[START EXTRACTED RECORDS]

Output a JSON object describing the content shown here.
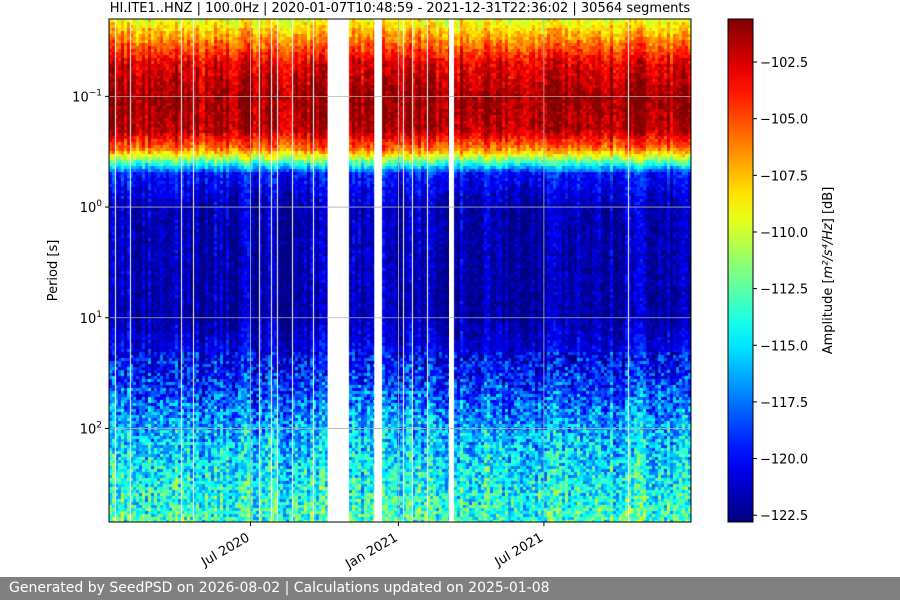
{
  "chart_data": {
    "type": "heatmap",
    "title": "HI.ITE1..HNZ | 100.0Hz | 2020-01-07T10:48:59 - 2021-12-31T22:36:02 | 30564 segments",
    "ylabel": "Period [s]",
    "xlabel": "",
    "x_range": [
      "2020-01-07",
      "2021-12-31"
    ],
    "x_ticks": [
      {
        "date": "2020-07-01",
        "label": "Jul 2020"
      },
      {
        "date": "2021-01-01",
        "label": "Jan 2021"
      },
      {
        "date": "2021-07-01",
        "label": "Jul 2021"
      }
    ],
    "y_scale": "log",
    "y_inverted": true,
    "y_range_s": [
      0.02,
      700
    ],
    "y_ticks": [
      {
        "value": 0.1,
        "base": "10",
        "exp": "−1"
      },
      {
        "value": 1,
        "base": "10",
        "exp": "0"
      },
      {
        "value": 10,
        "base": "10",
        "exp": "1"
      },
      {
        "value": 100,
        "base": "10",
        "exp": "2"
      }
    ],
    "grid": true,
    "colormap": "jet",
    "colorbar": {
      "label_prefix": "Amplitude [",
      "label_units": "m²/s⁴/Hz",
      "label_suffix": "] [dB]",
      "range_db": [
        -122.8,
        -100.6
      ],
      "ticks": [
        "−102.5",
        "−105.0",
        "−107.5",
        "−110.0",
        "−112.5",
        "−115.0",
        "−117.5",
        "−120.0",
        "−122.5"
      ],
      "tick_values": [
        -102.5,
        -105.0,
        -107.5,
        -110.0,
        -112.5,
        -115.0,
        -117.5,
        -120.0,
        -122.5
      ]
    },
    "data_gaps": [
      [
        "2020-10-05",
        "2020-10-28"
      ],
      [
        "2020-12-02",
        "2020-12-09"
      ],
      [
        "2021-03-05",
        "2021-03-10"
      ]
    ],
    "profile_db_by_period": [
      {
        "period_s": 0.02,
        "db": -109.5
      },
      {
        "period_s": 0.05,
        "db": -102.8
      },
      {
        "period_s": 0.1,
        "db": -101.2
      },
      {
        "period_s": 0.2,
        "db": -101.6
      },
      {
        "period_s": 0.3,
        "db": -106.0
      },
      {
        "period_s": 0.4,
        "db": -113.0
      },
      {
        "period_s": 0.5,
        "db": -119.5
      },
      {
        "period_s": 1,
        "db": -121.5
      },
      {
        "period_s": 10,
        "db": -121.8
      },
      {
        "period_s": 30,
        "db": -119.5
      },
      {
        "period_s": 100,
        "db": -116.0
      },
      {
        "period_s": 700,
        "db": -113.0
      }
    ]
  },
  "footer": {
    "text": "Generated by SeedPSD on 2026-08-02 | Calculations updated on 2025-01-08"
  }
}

[END EXTRACTED RECORDS]

> WHAT THE EXERCISE ASKS: Copy every line of the data word for word, omitting the images.

> WRITTEN RESPONSE:
Output a JSON object describing the content shown here.
{
  "chart_data": {
    "type": "heatmap",
    "title": "HI.ITE1..HNZ | 100.0Hz | 2020-01-07T10:48:59 - 2021-12-31T22:36:02 | 30564 segments",
    "ylabel": "Period [s]",
    "xlabel": "",
    "x_range": [
      "2020-01-07",
      "2021-12-31"
    ],
    "x_ticks": [
      {
        "date": "2020-07-01",
        "label": "Jul 2020"
      },
      {
        "date": "2021-01-01",
        "label": "Jan 2021"
      },
      {
        "date": "2021-07-01",
        "label": "Jul 2021"
      }
    ],
    "y_scale": "log",
    "y_inverted": true,
    "y_range_s": [
      0.02,
      700
    ],
    "y_ticks": [
      {
        "value": 0.1,
        "base": "10",
        "exp": "−1"
      },
      {
        "value": 1,
        "base": "10",
        "exp": "0"
      },
      {
        "value": 10,
        "base": "10",
        "exp": "1"
      },
      {
        "value": 100,
        "base": "10",
        "exp": "2"
      }
    ],
    "grid": true,
    "colormap": "jet",
    "colorbar": {
      "label_prefix": "Amplitude [",
      "label_units": "m²/s⁴/Hz",
      "label_suffix": "] [dB]",
      "range_db": [
        -122.8,
        -100.6
      ],
      "ticks": [
        "−102.5",
        "−105.0",
        "−107.5",
        "−110.0",
        "−112.5",
        "−115.0",
        "−117.5",
        "−120.0",
        "−122.5"
      ],
      "tick_values": [
        -102.5,
        -105.0,
        -107.5,
        -110.0,
        -112.5,
        -115.0,
        -117.5,
        -120.0,
        -122.5
      ]
    },
    "data_gaps": [
      [
        "2020-10-05",
        "2020-10-28"
      ],
      [
        "2020-12-02",
        "2020-12-09"
      ],
      [
        "2021-03-05",
        "2021-03-10"
      ]
    ],
    "profile_db_by_period": [
      {
        "period_s": 0.02,
        "db": -109.5
      },
      {
        "period_s": 0.05,
        "db": -102.8
      },
      {
        "period_s": 0.1,
        "db": -101.2
      },
      {
        "period_s": 0.2,
        "db": -101.6
      },
      {
        "period_s": 0.3,
        "db": -106.0
      },
      {
        "period_s": 0.4,
        "db": -113.0
      },
      {
        "period_s": 0.5,
        "db": -119.5
      },
      {
        "period_s": 1,
        "db": -121.5
      },
      {
        "period_s": 10,
        "db": -121.8
      },
      {
        "period_s": 30,
        "db": -119.5
      },
      {
        "period_s": 100,
        "db": -116.0
      },
      {
        "period_s": 700,
        "db": -113.0
      }
    ]
  },
  "footer": {
    "text": "Generated by SeedPSD on 2026-08-02 | Calculations updated on 2025-01-08"
  }
}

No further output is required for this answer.